:: Your goal ::
Return all the entries exactly, keeping pictures out.

## Begin Dataset content

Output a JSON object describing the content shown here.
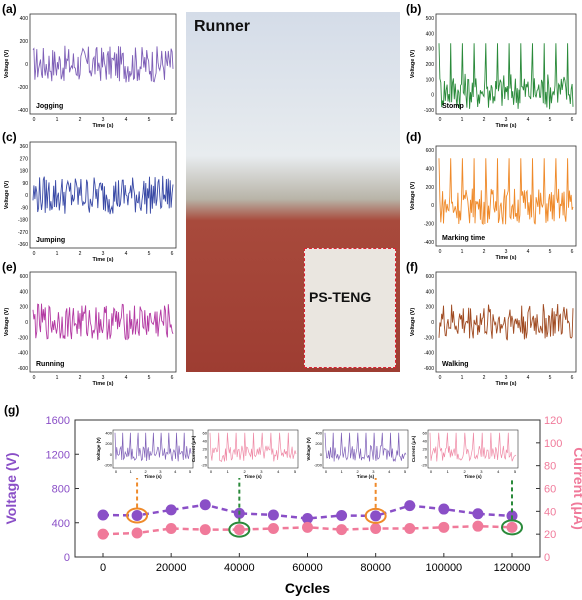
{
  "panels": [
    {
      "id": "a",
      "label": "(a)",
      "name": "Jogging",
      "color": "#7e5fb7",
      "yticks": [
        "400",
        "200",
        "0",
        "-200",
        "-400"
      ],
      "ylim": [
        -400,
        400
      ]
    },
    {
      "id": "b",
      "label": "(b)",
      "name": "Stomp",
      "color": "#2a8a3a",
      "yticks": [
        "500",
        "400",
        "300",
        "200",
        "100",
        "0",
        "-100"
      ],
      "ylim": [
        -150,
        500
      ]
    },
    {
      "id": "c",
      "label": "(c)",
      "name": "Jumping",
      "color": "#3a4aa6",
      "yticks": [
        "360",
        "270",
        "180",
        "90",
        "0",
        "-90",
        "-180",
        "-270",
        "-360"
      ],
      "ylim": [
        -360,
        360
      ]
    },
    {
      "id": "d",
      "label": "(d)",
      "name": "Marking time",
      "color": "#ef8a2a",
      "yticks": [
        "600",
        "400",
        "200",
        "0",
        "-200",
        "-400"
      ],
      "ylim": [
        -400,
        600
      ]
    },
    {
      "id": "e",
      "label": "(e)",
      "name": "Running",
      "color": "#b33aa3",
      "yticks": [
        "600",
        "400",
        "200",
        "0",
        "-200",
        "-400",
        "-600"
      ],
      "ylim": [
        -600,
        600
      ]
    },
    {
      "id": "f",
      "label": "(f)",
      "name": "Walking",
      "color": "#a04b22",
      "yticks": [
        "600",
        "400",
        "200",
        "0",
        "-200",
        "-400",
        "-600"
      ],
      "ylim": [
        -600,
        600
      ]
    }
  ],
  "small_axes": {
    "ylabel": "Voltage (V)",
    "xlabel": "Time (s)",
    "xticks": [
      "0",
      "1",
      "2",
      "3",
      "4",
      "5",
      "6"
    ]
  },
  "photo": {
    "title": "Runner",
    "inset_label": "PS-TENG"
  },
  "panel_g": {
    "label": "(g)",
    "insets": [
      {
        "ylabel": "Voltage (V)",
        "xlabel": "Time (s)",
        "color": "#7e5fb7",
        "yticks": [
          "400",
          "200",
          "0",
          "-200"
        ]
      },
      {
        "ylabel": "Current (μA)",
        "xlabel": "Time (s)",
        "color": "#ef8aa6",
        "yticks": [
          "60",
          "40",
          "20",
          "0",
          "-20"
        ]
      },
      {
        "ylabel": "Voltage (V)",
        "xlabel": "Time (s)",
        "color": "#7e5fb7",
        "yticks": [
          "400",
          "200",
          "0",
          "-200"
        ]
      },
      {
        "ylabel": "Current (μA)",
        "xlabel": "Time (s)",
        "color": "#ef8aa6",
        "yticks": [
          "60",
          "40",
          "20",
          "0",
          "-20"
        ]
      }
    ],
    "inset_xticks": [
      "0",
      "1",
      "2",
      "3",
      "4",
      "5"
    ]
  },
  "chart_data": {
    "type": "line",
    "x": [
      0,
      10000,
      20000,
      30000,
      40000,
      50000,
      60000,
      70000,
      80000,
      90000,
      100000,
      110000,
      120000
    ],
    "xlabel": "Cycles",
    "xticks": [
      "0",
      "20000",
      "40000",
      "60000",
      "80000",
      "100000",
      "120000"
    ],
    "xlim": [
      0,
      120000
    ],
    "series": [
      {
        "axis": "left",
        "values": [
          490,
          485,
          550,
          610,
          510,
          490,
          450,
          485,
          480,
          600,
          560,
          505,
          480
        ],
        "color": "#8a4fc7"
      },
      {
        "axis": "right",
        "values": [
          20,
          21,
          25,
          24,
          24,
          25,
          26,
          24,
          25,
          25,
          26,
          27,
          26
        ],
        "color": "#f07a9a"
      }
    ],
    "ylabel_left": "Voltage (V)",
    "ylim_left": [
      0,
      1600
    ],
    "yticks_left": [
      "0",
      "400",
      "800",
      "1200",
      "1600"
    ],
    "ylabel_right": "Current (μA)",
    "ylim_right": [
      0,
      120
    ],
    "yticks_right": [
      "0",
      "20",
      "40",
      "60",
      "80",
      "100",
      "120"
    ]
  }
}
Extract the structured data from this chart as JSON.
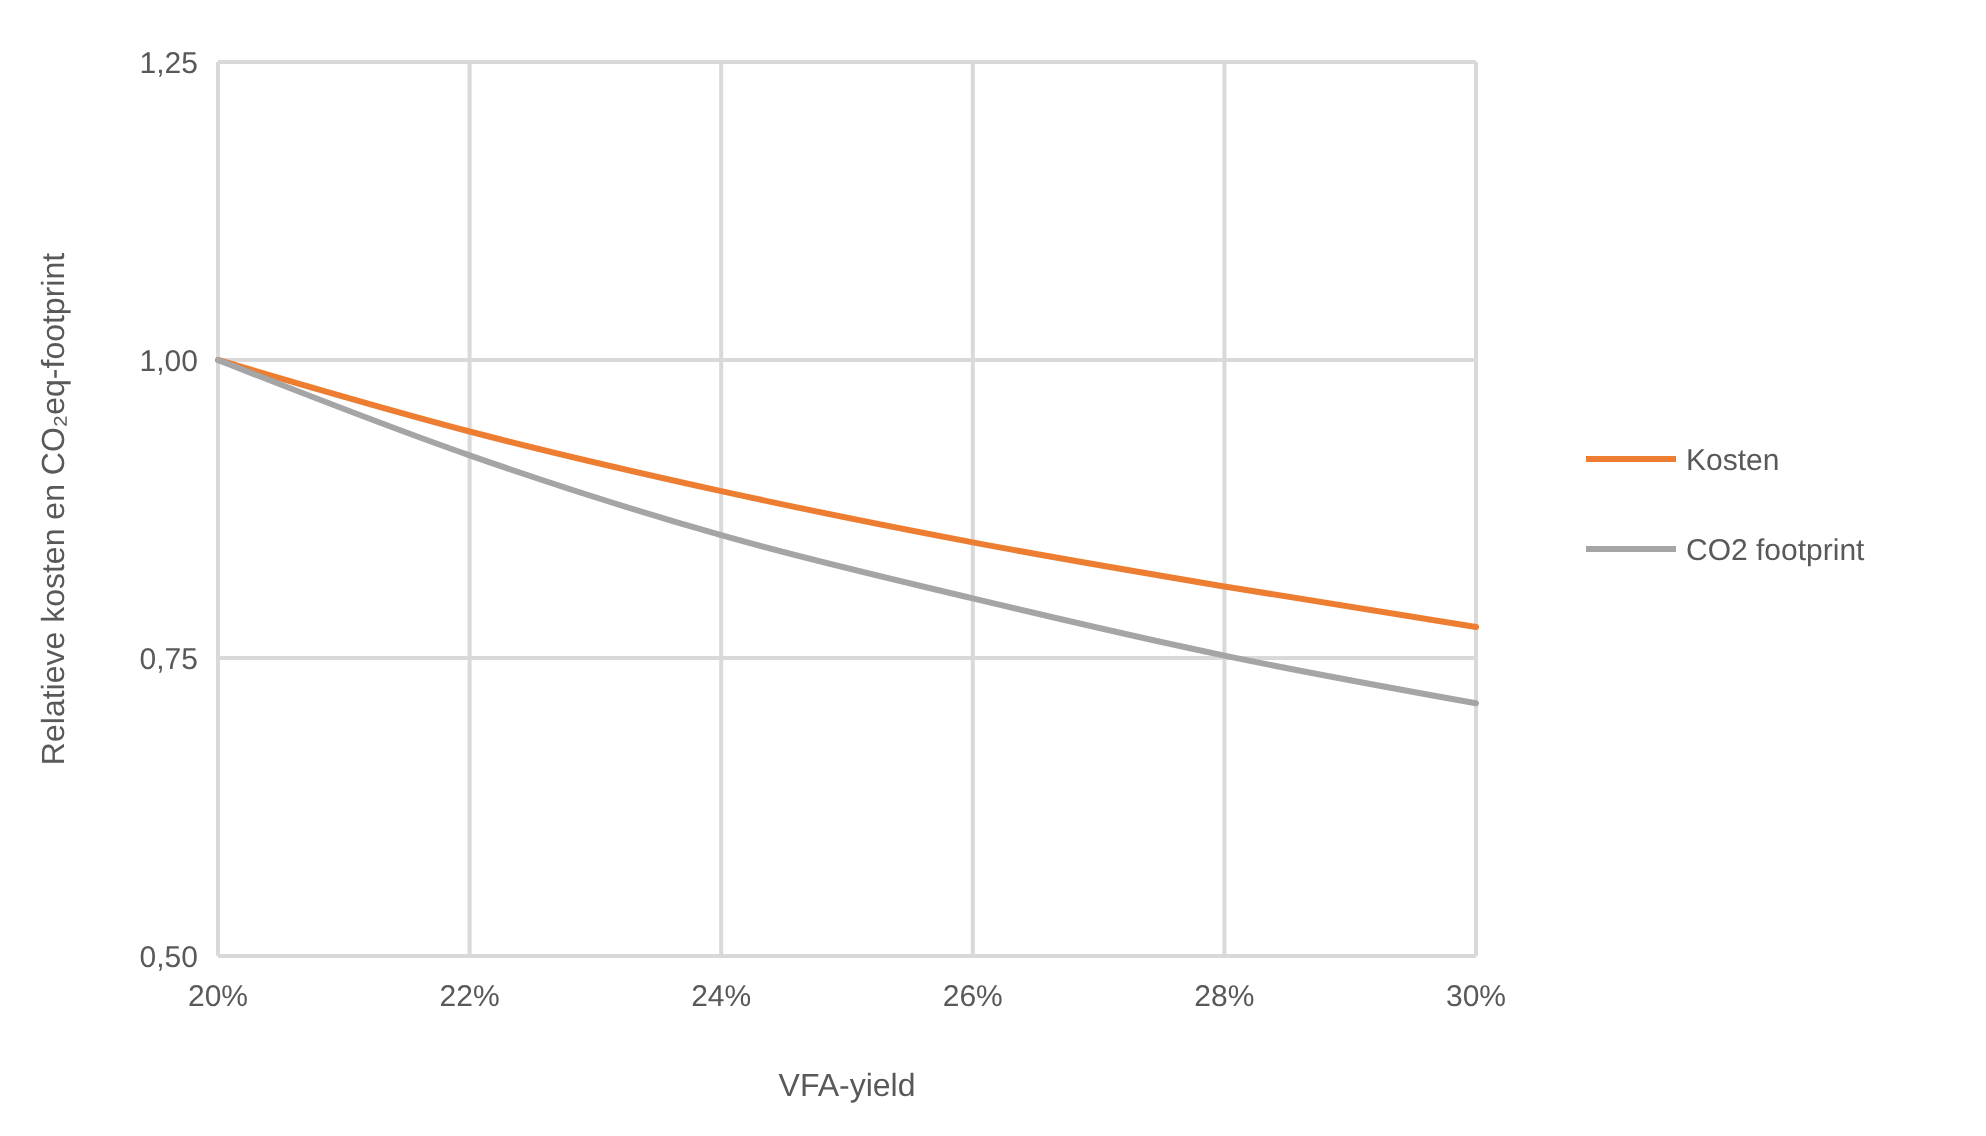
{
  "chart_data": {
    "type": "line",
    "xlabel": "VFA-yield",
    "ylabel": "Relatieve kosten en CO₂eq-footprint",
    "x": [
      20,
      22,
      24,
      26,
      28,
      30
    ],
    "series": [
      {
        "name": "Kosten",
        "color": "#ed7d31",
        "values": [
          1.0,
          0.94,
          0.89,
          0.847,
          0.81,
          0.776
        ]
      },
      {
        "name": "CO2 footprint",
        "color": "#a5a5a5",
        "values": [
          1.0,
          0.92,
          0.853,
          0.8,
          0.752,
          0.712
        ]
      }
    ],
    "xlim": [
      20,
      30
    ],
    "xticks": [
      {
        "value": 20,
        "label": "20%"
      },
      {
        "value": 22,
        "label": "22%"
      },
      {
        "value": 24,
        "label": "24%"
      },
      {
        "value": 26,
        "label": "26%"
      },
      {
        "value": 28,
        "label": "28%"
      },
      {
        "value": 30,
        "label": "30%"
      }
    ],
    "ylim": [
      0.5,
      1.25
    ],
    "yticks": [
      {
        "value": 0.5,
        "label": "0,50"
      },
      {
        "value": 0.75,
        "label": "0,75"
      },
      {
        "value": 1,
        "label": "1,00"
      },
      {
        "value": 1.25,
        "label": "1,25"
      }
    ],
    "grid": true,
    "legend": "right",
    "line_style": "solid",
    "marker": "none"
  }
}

## End Dataset content

:: Result for this task ::
Output a JSON object describing the content shown here.
{
  "panels": [
    {
      "id": "a",
      "label": "(a)",
      "name": "Jogging",
      "color": "#7e5fb7",
      "yticks": [
        "400",
        "200",
        "0",
        "-200",
        "-400"
      ],
      "ylim": [
        -400,
        400
      ]
    },
    {
      "id": "b",
      "label": "(b)",
      "name": "Stomp",
      "color": "#2a8a3a",
      "yticks": [
        "500",
        "400",
        "300",
        "200",
        "100",
        "0",
        "-100"
      ],
      "ylim": [
        -150,
        500
      ]
    },
    {
      "id": "c",
      "label": "(c)",
      "name": "Jumping",
      "color": "#3a4aa6",
      "yticks": [
        "360",
        "270",
        "180",
        "90",
        "0",
        "-90",
        "-180",
        "-270",
        "-360"
      ],
      "ylim": [
        -360,
        360
      ]
    },
    {
      "id": "d",
      "label": "(d)",
      "name": "Marking time",
      "color": "#ef8a2a",
      "yticks": [
        "600",
        "400",
        "200",
        "0",
        "-200",
        "-400"
      ],
      "ylim": [
        -400,
        600
      ]
    },
    {
      "id": "e",
      "label": "(e)",
      "name": "Running",
      "color": "#b33aa3",
      "yticks": [
        "600",
        "400",
        "200",
        "0",
        "-200",
        "-400",
        "-600"
      ],
      "ylim": [
        -600,
        600
      ]
    },
    {
      "id": "f",
      "label": "(f)",
      "name": "Walking",
      "color": "#a04b22",
      "yticks": [
        "600",
        "400",
        "200",
        "0",
        "-200",
        "-400",
        "-600"
      ],
      "ylim": [
        -600,
        600
      ]
    }
  ],
  "small_axes": {
    "ylabel": "Voltage (V)",
    "xlabel": "Time (s)",
    "xticks": [
      "0",
      "1",
      "2",
      "3",
      "4",
      "5",
      "6"
    ]
  },
  "photo": {
    "title": "Runner",
    "inset_label": "PS-TENG"
  },
  "panel_g": {
    "label": "(g)",
    "insets": [
      {
        "ylabel": "Voltage (V)",
        "xlabel": "Time (s)",
        "color": "#7e5fb7",
        "yticks": [
          "400",
          "200",
          "0",
          "-200"
        ]
      },
      {
        "ylabel": "Current (μA)",
        "xlabel": "Time (s)",
        "color": "#ef8aa6",
        "yticks": [
          "60",
          "40",
          "20",
          "0",
          "-20"
        ]
      },
      {
        "ylabel": "Voltage (V)",
        "xlabel": "Time (s)",
        "color": "#7e5fb7",
        "yticks": [
          "400",
          "200",
          "0",
          "-200"
        ]
      },
      {
        "ylabel": "Current (μA)",
        "xlabel": "Time (s)",
        "color": "#ef8aa6",
        "yticks": [
          "60",
          "40",
          "20",
          "0",
          "-20"
        ]
      }
    ],
    "inset_xticks": [
      "0",
      "1",
      "2",
      "3",
      "4",
      "5"
    ]
  },
  "chart_data": {
    "type": "line",
    "x": [
      0,
      10000,
      20000,
      30000,
      40000,
      50000,
      60000,
      70000,
      80000,
      90000,
      100000,
      110000,
      120000
    ],
    "xlabel": "Cycles",
    "xticks": [
      "0",
      "20000",
      "40000",
      "60000",
      "80000",
      "100000",
      "120000"
    ],
    "xlim": [
      0,
      120000
    ],
    "series": [
      {
        "axis": "left",
        "values": [
          490,
          485,
          550,
          610,
          510,
          490,
          450,
          485,
          480,
          600,
          560,
          505,
          480
        ],
        "color": "#8a4fc7"
      },
      {
        "axis": "right",
        "values": [
          20,
          21,
          25,
          24,
          24,
          25,
          26,
          24,
          25,
          25,
          26,
          27,
          26
        ],
        "color": "#f07a9a"
      }
    ],
    "ylabel_left": "Voltage (V)",
    "ylim_left": [
      0,
      1600
    ],
    "yticks_left": [
      "0",
      "400",
      "800",
      "1200",
      "1600"
    ],
    "ylabel_right": "Current (μA)",
    "ylim_right": [
      0,
      120
    ],
    "yticks_right": [
      "0",
      "20",
      "40",
      "60",
      "80",
      "100",
      "120"
    ]
  }
}
Extract the structured data from this chart as JSON.
{
  "chart_data": {
    "type": "line",
    "xlabel": "VFA-yield",
    "ylabel": "Relatieve kosten en CO₂eq-footprint",
    "x": [
      20,
      22,
      24,
      26,
      28,
      30
    ],
    "series": [
      {
        "name": "Kosten",
        "color": "#ed7d31",
        "values": [
          1.0,
          0.94,
          0.89,
          0.847,
          0.81,
          0.776
        ]
      },
      {
        "name": "CO2 footprint",
        "color": "#a5a5a5",
        "values": [
          1.0,
          0.92,
          0.853,
          0.8,
          0.752,
          0.712
        ]
      }
    ],
    "xlim": [
      20,
      30
    ],
    "xticks": [
      {
        "value": 20,
        "label": "20%"
      },
      {
        "value": 22,
        "label": "22%"
      },
      {
        "value": 24,
        "label": "24%"
      },
      {
        "value": 26,
        "label": "26%"
      },
      {
        "value": 28,
        "label": "28%"
      },
      {
        "value": 30,
        "label": "30%"
      }
    ],
    "ylim": [
      0.5,
      1.25
    ],
    "yticks": [
      {
        "value": 0.5,
        "label": "0,50"
      },
      {
        "value": 0.75,
        "label": "0,75"
      },
      {
        "value": 1,
        "label": "1,00"
      },
      {
        "value": 1.25,
        "label": "1,25"
      }
    ],
    "grid": true,
    "legend": "right",
    "line_style": "solid",
    "marker": "none"
  }
}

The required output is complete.